GIVEN REQUEST
Each line below must be set down exactly; omit any image you find.

[BEGIN SUPPLIED INFORMATION]

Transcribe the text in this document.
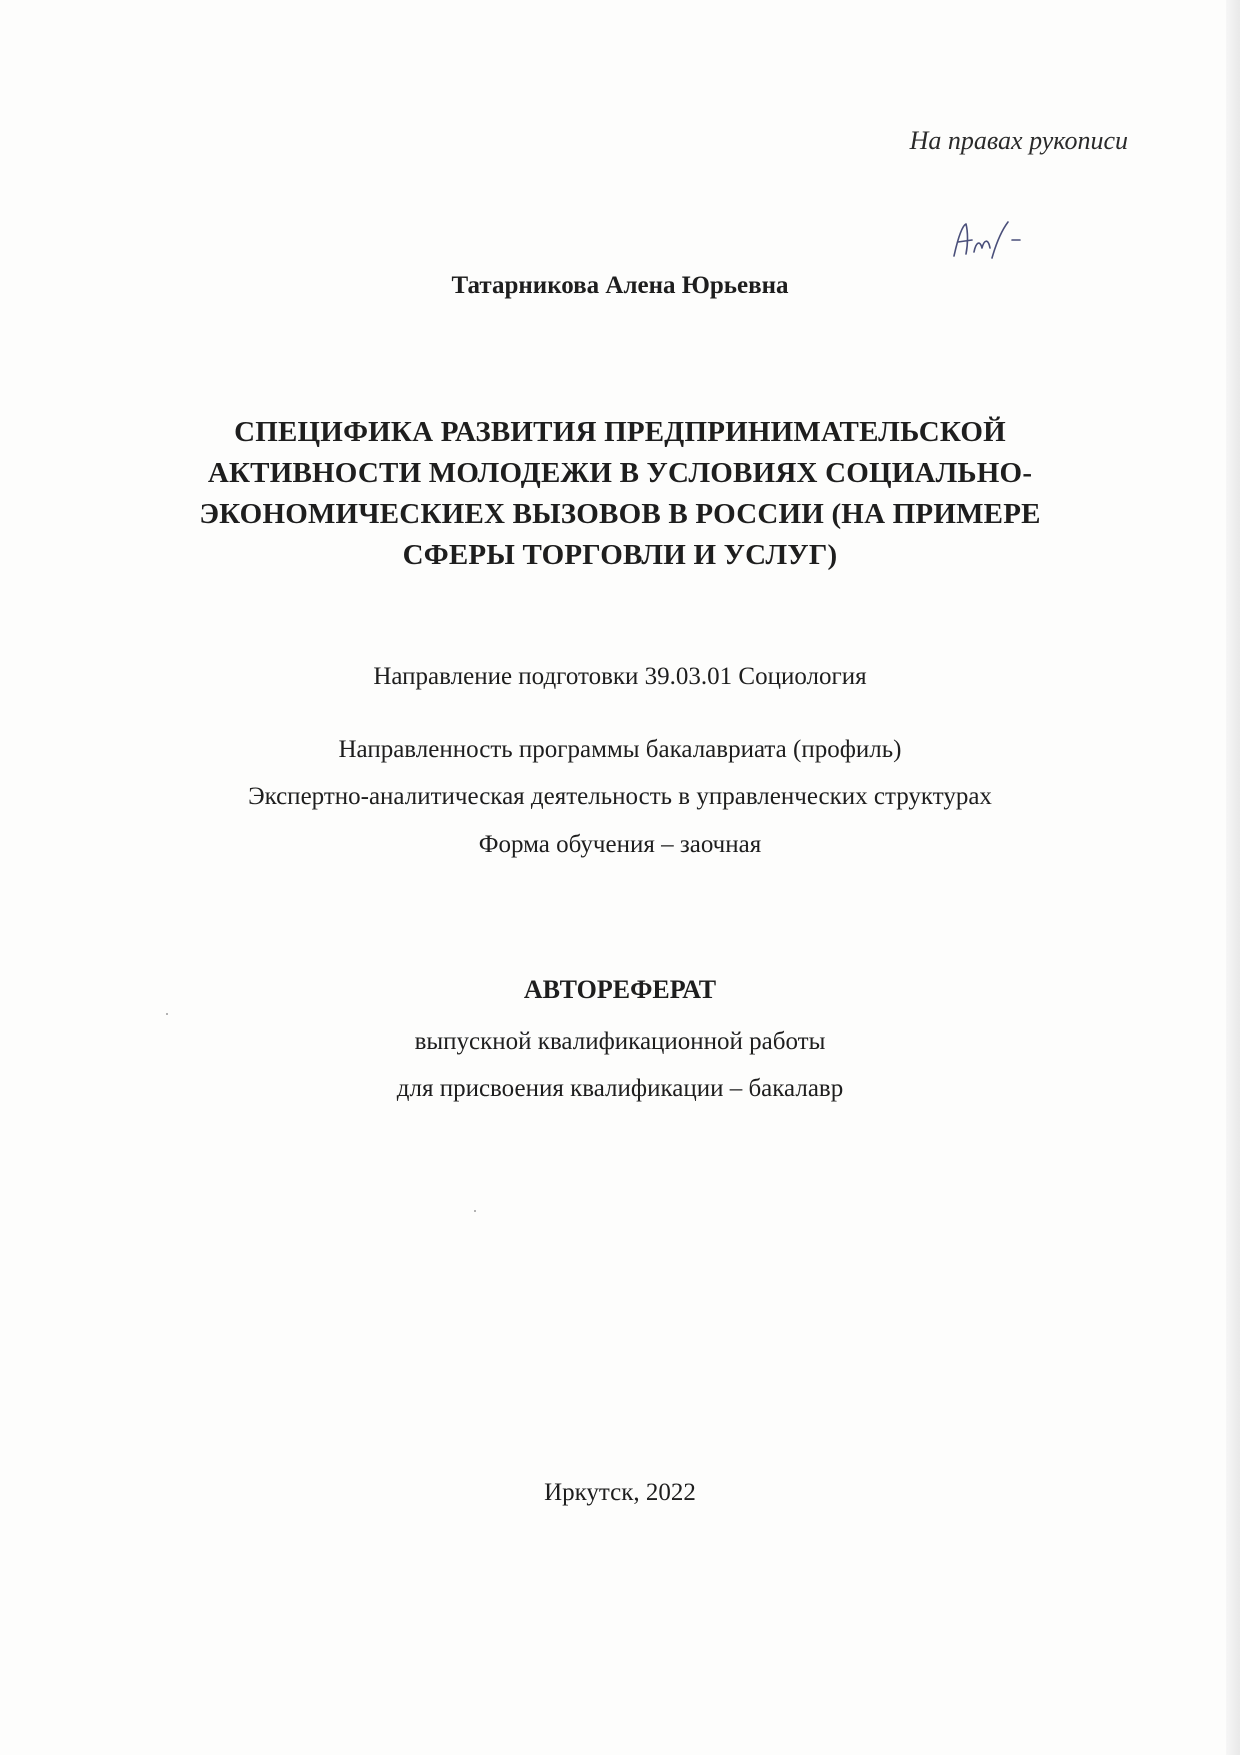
На правах рукописи
Татарникова Алена Юрьевна
СПЕЦИФИКА РАЗВИТИЯ ПРЕДПРИНИМАТЕЛЬСКОЙ
АКТИВНОСТИ МОЛОДЕЖИ В УСЛОВИЯХ СОЦИАЛЬНО-
ЭКОНОМИЧЕСКИЕХ ВЫЗОВОВ В РОССИИ (НА ПРИМЕРЕ
СФЕРЫ ТОРГОВЛИ И УСЛУГ)
Направление подготовки 39.03.01 Социология
Направленность программы бакалавриата (профиль)
Экспертно-аналитическая деятельность в управленческих структурах
Форма обучения – заочная
АВТОРЕФЕРАТ
выпускной квалификационной работы
для присвоения квалификации – бакалавр
Иркутск, 2022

[END SUPPLIED INFORMATION]

RESULT
Transcribe the text in this document.
На правах рукописи
Татарникова Алена Юрьевна
СПЕЦИФИКА РАЗВИТИЯ ПРЕДПРИНИМАТЕЛЬСКОЙ
АКТИВНОСТИ МОЛОДЕЖИ В УСЛОВИЯХ СОЦИАЛЬНО-
ЭКОНОМИЧЕСКИЕХ ВЫЗОВОВ В РОССИИ (НА ПРИМЕРЕ
СФЕРЫ ТОРГОВЛИ И УСЛУГ)
Направление подготовки 39.03.01 Социология
Направленность программы бакалавриата (профиль)
Экспертно-аналитическая деятельность в управленческих структурах
Форма обучения – заочная
АВТОРЕФЕРАТ
выпускной квалификационной работы
для присвоения квалификации – бакалавр
Иркутск, 2022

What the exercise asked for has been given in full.